### What to work on
Apart from the images, every record here needs to be copied exactly.

[[ Data under study, beginning ]]

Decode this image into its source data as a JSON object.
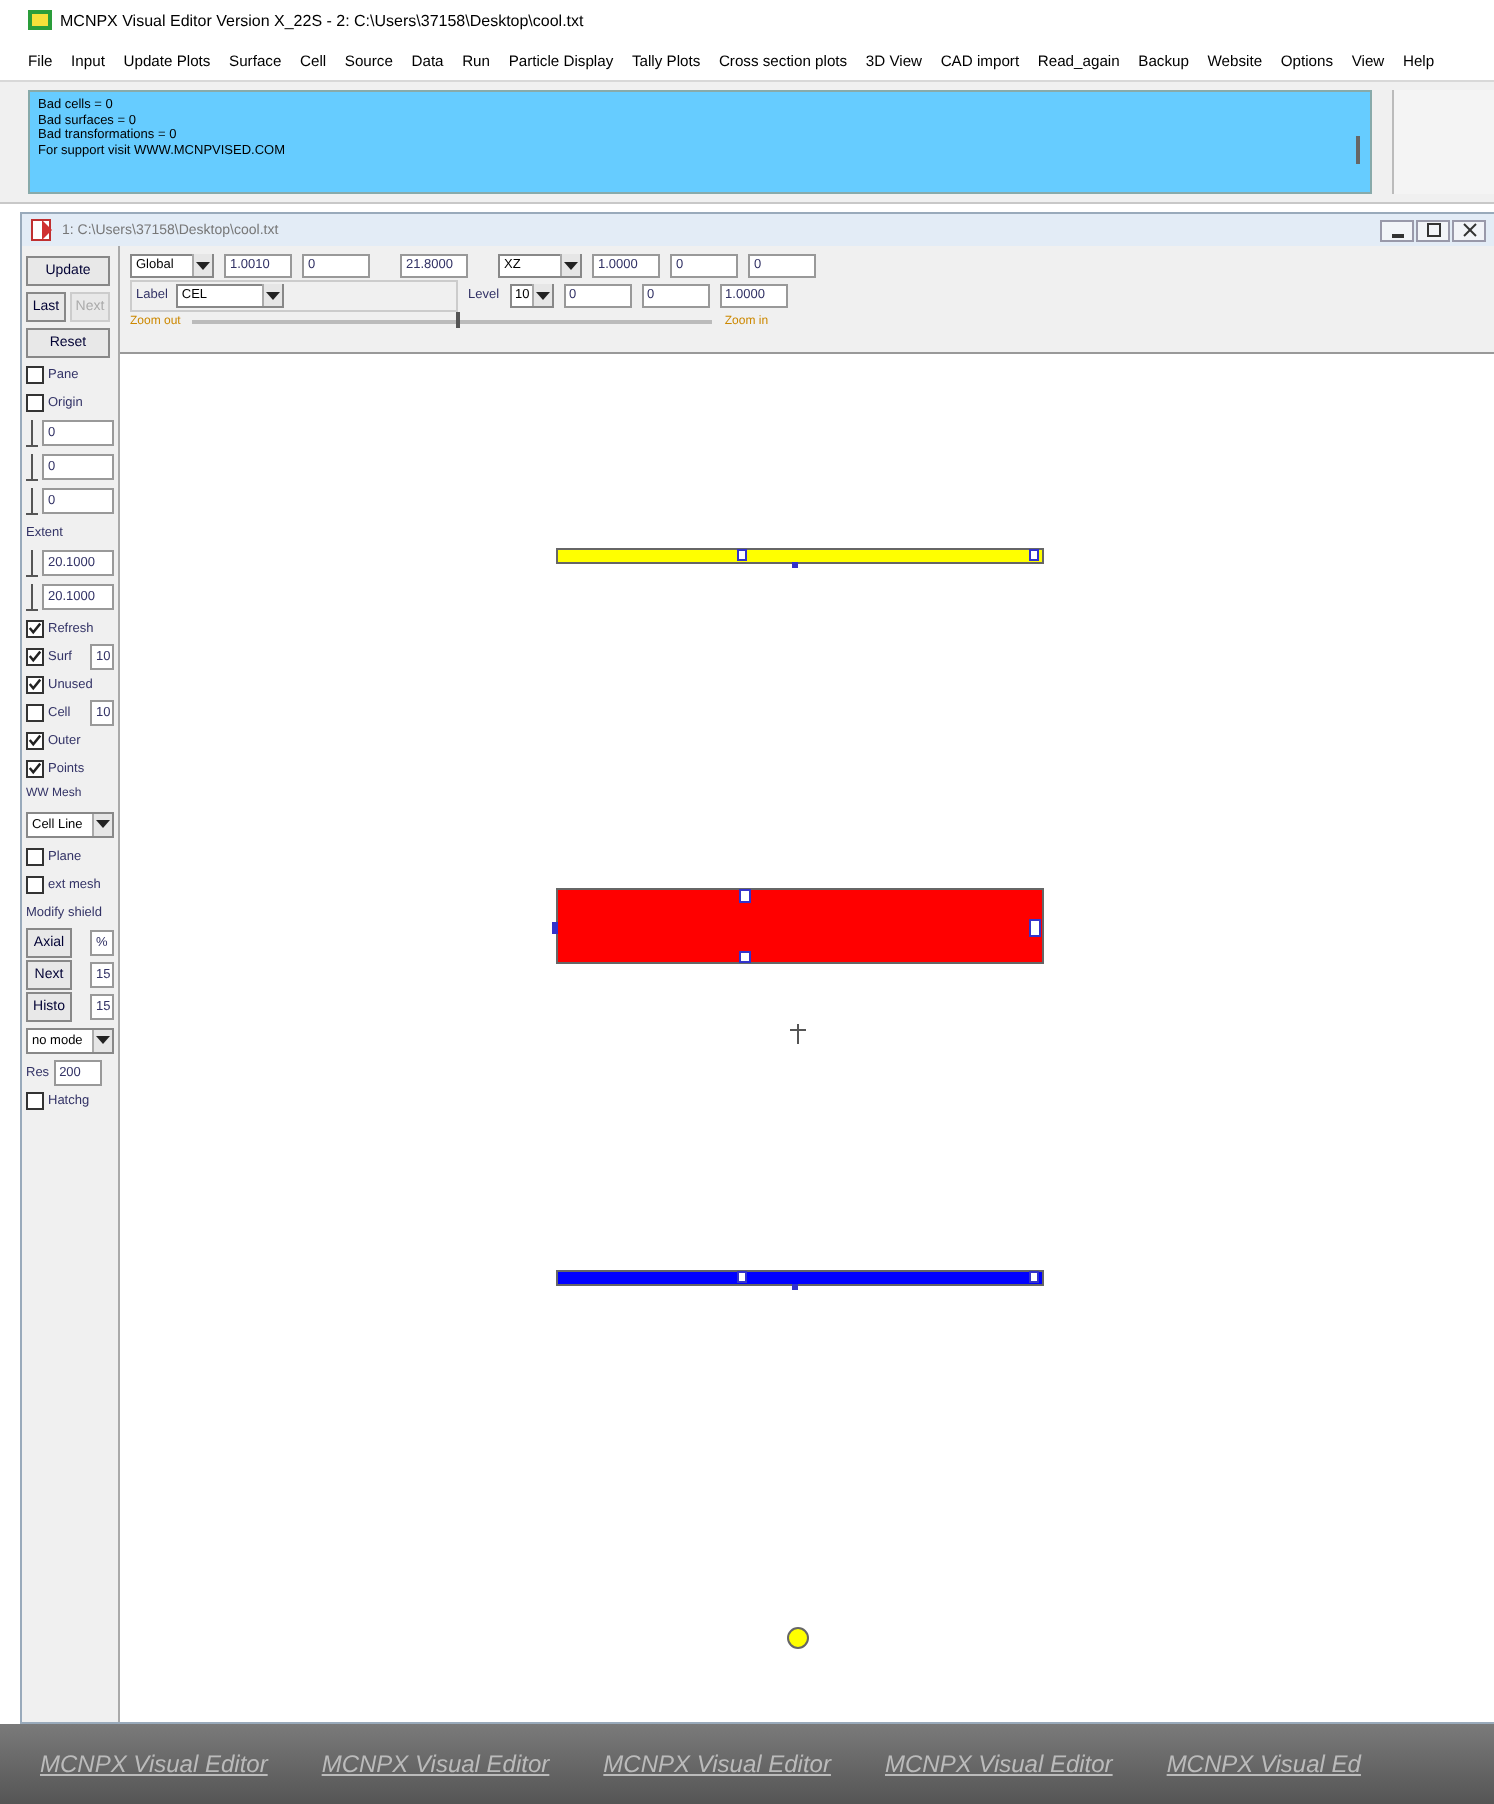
{
  "window": {
    "title": "MCNPX Visual Editor Version X_22S - 2: C:\\Users\\37158\\Desktop\\cool.txt"
  },
  "menu": [
    "File",
    "Input",
    "Update Plots",
    "Surface",
    "Cell",
    "Source",
    "Data",
    "Run",
    "Particle Display",
    "Tally Plots",
    "Cross section plots",
    "3D View",
    "CAD import",
    "Read_again",
    "Backup",
    "Website",
    "Options",
    "View",
    "Help"
  ],
  "messages": [
    "Bad cells = 0",
    "Bad surfaces = 0",
    "Bad transformations = 0",
    "For support visit WWW.MCNPVISED.COM"
  ],
  "document": {
    "title": "1: C:\\Users\\37158\\Desktop\\cool.txt",
    "toolbar": {
      "basis": "Global",
      "origin": [
        "1.0010",
        "0",
        "21.8000"
      ],
      "plane": "XZ",
      "row1": [
        "1.0000",
        "0",
        "0"
      ],
      "row2": [
        "0",
        "0",
        "1.0000"
      ],
      "label_caption": "Label",
      "label": "CEL",
      "level_caption": "Level",
      "level": "10",
      "zoom_out": "Zoom out",
      "zoom_in": "Zoom in",
      "zoom": {
        "level": 0.51
      }
    },
    "sidebar": [
      {
        "kind": "button",
        "label": "Update"
      },
      {
        "kind": "pair",
        "buttons": [
          {
            "label": "Last",
            "disabled": false
          },
          {
            "label": "Next",
            "disabled": true
          }
        ]
      },
      {
        "kind": "button",
        "label": "Reset"
      },
      {
        "kind": "check",
        "label": "Pane",
        "checked": false
      },
      {
        "kind": "check",
        "label": "Origin",
        "checked": false
      },
      {
        "kind": "spin",
        "value": "0"
      },
      {
        "kind": "spin",
        "value": "0"
      },
      {
        "kind": "spin",
        "value": "0"
      },
      {
        "kind": "label",
        "text": "Extent"
      },
      {
        "kind": "spin",
        "value": "20.1000"
      },
      {
        "kind": "spin",
        "value": "20.1000"
      },
      {
        "kind": "check",
        "label": "Refresh",
        "checked": true
      },
      {
        "kind": "checkfield",
        "label": "Surf",
        "checked": true,
        "value": "10"
      },
      {
        "kind": "check",
        "label": "Unused",
        "checked": true
      },
      {
        "kind": "checkfield",
        "label": "Cell",
        "checked": false,
        "value": "10"
      },
      {
        "kind": "check",
        "label": "Outer",
        "checked": true
      },
      {
        "kind": "check",
        "label": "Points",
        "checked": true
      },
      {
        "kind": "group",
        "text": "WW Mesh"
      },
      {
        "kind": "dropdown",
        "value": "Cell Line"
      },
      {
        "kind": "check",
        "label": "Plane",
        "checked": false
      },
      {
        "kind": "check",
        "label": "ext mesh",
        "checked": false
      },
      {
        "kind": "label",
        "text": "Modify shield"
      },
      {
        "kind": "buttonfield",
        "label": "Axial",
        "value": "%"
      },
      {
        "kind": "buttonfield",
        "label": "Next",
        "value": "15"
      },
      {
        "kind": "buttonfield",
        "label": "Histo",
        "value": "15"
      },
      {
        "kind": "dropdown",
        "value": "no mode"
      },
      {
        "kind": "labelfield",
        "label": "Res",
        "value": "200"
      },
      {
        "kind": "check",
        "label": "Hatchg",
        "checked": false
      }
    ]
  },
  "canvas": {
    "shapes": [
      {
        "kind": "bar",
        "color": "#ffff00"
      },
      {
        "kind": "slab",
        "color": "#ff0000"
      },
      {
        "kind": "cross"
      },
      {
        "kind": "bar",
        "color": "#0000ff"
      },
      {
        "kind": "dot",
        "color": "#ffff00"
      }
    ]
  },
  "footer": [
    "MCNPX Visual Editor",
    "MCNPX Visual Editor",
    "MCNPX Visual Editor",
    "MCNPX Visual Editor",
    "MCNPX Visual Ed"
  ]
}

[[ Data under study, end ]]

### Output below
Decode this image into its source data as a JSON object.
{
  "window": {
    "title": "MCNPX Visual Editor Version X_22S - 2: C:\\Users\\37158\\Desktop\\cool.txt"
  },
  "menu": [
    "File",
    "Input",
    "Update Plots",
    "Surface",
    "Cell",
    "Source",
    "Data",
    "Run",
    "Particle Display",
    "Tally Plots",
    "Cross section plots",
    "3D View",
    "CAD import",
    "Read_again",
    "Backup",
    "Website",
    "Options",
    "View",
    "Help"
  ],
  "messages": [
    "Bad cells = 0",
    "Bad surfaces = 0",
    "Bad transformations = 0",
    "For support visit WWW.MCNPVISED.COM"
  ],
  "document": {
    "title": "1: C:\\Users\\37158\\Desktop\\cool.txt",
    "toolbar": {
      "basis": "Global",
      "origin": [
        "1.0010",
        "0",
        "21.8000"
      ],
      "plane": "XZ",
      "row1": [
        "1.0000",
        "0",
        "0"
      ],
      "row2": [
        "0",
        "0",
        "1.0000"
      ],
      "label_caption": "Label",
      "label": "CEL",
      "level_caption": "Level",
      "level": "10",
      "zoom_out": "Zoom out",
      "zoom_in": "Zoom in",
      "zoom": {
        "level": 0.51
      }
    },
    "sidebar": [
      {
        "kind": "button",
        "label": "Update"
      },
      {
        "kind": "pair",
        "buttons": [
          {
            "label": "Last",
            "disabled": false
          },
          {
            "label": "Next",
            "disabled": true
          }
        ]
      },
      {
        "kind": "button",
        "label": "Reset"
      },
      {
        "kind": "check",
        "label": "Pane",
        "checked": false
      },
      {
        "kind": "check",
        "label": "Origin",
        "checked": false
      },
      {
        "kind": "spin",
        "value": "0"
      },
      {
        "kind": "spin",
        "value": "0"
      },
      {
        "kind": "spin",
        "value": "0"
      },
      {
        "kind": "label",
        "text": "Extent"
      },
      {
        "kind": "spin",
        "value": "20.1000"
      },
      {
        "kind": "spin",
        "value": "20.1000"
      },
      {
        "kind": "check",
        "label": "Refresh",
        "checked": true
      },
      {
        "kind": "checkfield",
        "label": "Surf",
        "checked": true,
        "value": "10"
      },
      {
        "kind": "check",
        "label": "Unused",
        "checked": true
      },
      {
        "kind": "checkfield",
        "label": "Cell",
        "checked": false,
        "value": "10"
      },
      {
        "kind": "check",
        "label": "Outer",
        "checked": true
      },
      {
        "kind": "check",
        "label": "Points",
        "checked": true
      },
      {
        "kind": "group",
        "text": "WW Mesh"
      },
      {
        "kind": "dropdown",
        "value": "Cell Line"
      },
      {
        "kind": "check",
        "label": "Plane",
        "checked": false
      },
      {
        "kind": "check",
        "label": "ext mesh",
        "checked": false
      },
      {
        "kind": "label",
        "text": "Modify shield"
      },
      {
        "kind": "buttonfield",
        "label": "Axial",
        "value": "%"
      },
      {
        "kind": "buttonfield",
        "label": "Next",
        "value": "15"
      },
      {
        "kind": "buttonfield",
        "label": "Histo",
        "value": "15"
      },
      {
        "kind": "dropdown",
        "value": "no mode"
      },
      {
        "kind": "labelfield",
        "label": "Res",
        "value": "200"
      },
      {
        "kind": "check",
        "label": "Hatchg",
        "checked": false
      }
    ]
  },
  "canvas": {
    "shapes": [
      {
        "kind": "bar",
        "color": "#ffff00"
      },
      {
        "kind": "slab",
        "color": "#ff0000"
      },
      {
        "kind": "cross"
      },
      {
        "kind": "bar",
        "color": "#0000ff"
      },
      {
        "kind": "dot",
        "color": "#ffff00"
      }
    ]
  },
  "footer": [
    "MCNPX Visual Editor",
    "MCNPX Visual Editor",
    "MCNPX Visual Editor",
    "MCNPX Visual Editor",
    "MCNPX Visual Ed"
  ]
}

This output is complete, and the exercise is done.